Items.
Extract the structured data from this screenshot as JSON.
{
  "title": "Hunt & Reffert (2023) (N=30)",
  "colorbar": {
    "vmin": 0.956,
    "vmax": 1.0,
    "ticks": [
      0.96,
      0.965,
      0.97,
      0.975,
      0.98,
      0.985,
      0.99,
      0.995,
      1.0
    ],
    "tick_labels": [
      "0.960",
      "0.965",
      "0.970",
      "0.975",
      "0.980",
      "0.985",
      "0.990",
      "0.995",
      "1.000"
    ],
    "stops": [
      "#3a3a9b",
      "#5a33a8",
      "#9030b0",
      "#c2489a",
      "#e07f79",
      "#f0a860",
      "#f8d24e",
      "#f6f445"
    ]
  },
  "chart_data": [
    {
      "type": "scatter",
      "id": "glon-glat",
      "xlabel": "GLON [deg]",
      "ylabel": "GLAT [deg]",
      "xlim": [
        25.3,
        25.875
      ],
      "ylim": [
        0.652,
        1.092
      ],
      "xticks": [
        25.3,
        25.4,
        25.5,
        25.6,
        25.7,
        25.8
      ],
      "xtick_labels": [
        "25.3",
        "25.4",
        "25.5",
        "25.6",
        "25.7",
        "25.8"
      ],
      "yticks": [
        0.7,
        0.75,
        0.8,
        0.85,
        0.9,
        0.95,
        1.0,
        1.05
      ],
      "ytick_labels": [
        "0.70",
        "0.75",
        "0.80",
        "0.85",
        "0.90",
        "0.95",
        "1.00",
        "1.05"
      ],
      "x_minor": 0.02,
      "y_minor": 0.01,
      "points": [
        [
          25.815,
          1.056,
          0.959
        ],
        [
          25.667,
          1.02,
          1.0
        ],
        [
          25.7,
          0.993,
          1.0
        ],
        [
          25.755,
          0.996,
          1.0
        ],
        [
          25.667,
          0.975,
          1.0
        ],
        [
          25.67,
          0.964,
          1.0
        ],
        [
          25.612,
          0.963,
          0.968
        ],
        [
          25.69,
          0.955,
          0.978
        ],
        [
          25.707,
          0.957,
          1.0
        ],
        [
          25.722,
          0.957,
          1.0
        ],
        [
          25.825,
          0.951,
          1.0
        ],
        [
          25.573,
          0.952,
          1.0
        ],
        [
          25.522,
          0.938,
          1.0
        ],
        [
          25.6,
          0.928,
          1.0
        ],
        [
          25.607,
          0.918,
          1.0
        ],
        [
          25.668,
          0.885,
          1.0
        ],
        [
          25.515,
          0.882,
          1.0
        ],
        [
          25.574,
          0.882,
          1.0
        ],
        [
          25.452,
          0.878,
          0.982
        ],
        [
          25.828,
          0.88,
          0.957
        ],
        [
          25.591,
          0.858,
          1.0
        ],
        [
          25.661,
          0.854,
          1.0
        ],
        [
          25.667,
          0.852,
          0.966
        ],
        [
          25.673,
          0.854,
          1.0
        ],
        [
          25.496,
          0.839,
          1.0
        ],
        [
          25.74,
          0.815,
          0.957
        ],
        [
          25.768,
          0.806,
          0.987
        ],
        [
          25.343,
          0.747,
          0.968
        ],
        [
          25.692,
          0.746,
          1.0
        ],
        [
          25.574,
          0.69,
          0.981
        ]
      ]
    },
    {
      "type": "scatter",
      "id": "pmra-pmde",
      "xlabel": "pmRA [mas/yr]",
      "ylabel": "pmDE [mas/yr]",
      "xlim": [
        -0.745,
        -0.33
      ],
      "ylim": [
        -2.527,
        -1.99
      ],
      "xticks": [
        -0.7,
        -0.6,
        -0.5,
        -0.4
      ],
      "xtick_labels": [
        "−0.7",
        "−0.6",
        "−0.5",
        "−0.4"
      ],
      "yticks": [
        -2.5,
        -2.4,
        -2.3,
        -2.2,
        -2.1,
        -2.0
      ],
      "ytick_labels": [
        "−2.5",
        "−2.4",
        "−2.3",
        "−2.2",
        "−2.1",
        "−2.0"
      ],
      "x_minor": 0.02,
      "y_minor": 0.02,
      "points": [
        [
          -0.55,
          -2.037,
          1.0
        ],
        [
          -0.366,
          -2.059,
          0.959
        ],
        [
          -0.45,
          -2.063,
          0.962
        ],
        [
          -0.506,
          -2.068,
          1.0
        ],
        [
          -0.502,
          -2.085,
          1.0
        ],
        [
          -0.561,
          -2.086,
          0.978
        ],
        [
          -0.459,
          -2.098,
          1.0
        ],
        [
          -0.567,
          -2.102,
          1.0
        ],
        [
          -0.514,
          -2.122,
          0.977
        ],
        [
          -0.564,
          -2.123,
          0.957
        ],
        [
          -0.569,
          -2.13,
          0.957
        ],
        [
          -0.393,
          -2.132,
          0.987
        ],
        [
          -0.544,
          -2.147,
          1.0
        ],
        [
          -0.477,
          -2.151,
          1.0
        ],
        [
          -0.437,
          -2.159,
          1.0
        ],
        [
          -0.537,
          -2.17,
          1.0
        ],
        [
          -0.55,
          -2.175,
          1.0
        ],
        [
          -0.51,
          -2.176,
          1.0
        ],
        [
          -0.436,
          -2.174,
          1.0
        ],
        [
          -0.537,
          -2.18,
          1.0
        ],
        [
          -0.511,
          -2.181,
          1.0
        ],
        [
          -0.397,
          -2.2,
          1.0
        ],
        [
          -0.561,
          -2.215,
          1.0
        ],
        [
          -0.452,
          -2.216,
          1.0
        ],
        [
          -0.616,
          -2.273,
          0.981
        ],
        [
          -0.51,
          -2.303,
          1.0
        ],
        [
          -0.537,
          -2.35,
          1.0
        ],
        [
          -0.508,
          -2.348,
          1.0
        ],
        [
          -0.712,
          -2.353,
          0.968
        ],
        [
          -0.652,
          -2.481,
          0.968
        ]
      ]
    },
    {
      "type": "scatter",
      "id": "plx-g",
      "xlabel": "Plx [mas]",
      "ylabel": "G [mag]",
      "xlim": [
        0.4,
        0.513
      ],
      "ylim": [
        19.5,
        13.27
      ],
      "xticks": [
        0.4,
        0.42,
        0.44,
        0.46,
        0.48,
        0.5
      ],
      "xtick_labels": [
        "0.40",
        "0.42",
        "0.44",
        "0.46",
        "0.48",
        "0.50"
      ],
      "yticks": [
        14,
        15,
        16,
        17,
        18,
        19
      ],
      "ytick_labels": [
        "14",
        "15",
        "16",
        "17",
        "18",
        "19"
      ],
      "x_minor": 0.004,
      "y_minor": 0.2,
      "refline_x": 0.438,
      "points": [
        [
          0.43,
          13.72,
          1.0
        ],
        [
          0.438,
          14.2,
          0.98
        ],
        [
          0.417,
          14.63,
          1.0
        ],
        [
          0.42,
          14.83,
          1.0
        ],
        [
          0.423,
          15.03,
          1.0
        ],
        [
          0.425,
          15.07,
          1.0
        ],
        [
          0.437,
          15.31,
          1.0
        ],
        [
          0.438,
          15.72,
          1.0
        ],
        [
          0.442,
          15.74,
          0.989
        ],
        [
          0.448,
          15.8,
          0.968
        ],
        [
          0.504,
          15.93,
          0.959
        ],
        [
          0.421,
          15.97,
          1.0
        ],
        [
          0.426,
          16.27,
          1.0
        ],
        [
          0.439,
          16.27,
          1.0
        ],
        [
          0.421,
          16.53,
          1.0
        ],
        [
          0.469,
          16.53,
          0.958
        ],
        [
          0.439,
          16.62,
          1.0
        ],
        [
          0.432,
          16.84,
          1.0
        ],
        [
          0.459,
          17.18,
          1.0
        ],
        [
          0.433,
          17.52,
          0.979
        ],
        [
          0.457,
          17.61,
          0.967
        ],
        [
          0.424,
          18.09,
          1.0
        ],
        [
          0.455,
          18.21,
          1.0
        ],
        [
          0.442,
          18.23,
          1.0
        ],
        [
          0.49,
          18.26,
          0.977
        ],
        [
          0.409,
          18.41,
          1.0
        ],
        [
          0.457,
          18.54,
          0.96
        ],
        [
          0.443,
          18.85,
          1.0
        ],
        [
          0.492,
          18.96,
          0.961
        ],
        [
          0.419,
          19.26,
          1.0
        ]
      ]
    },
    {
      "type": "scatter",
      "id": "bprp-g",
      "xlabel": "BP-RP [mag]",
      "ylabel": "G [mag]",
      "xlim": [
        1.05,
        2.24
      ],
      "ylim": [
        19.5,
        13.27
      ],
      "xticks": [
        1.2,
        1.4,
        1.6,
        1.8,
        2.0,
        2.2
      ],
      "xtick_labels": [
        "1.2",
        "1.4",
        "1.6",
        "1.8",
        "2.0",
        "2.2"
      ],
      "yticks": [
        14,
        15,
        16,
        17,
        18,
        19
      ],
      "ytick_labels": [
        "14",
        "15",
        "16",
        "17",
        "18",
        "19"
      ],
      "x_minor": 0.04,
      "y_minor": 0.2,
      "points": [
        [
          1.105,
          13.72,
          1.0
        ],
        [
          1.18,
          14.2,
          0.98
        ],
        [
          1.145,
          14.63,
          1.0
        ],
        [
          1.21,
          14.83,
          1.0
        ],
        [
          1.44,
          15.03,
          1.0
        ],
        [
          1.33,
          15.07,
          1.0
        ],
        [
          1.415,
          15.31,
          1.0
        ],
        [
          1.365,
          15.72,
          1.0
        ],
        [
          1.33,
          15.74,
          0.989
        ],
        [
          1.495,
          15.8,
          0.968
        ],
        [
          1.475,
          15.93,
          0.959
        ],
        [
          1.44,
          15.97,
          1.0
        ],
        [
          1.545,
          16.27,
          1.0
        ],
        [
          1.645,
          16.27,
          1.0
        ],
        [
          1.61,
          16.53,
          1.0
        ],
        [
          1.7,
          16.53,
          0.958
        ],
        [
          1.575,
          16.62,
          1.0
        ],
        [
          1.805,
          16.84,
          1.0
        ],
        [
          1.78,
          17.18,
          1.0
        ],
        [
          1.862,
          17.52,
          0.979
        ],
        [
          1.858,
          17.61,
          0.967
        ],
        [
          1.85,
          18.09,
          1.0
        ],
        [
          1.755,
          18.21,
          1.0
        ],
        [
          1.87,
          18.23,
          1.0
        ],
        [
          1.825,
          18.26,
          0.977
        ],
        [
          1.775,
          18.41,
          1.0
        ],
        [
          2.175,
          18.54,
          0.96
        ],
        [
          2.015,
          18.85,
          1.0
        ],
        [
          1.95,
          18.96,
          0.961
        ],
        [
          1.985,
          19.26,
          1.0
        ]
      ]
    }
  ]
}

What this task involves. Copy every line above that holds the word "xlabel".

Correct result.
      "xlabel": "GLON [deg]",
      "xlabel": "pmRA [mas/yr]",
      "xlabel": "Plx [mas]",
      "xlabel": "BP-RP [mag]",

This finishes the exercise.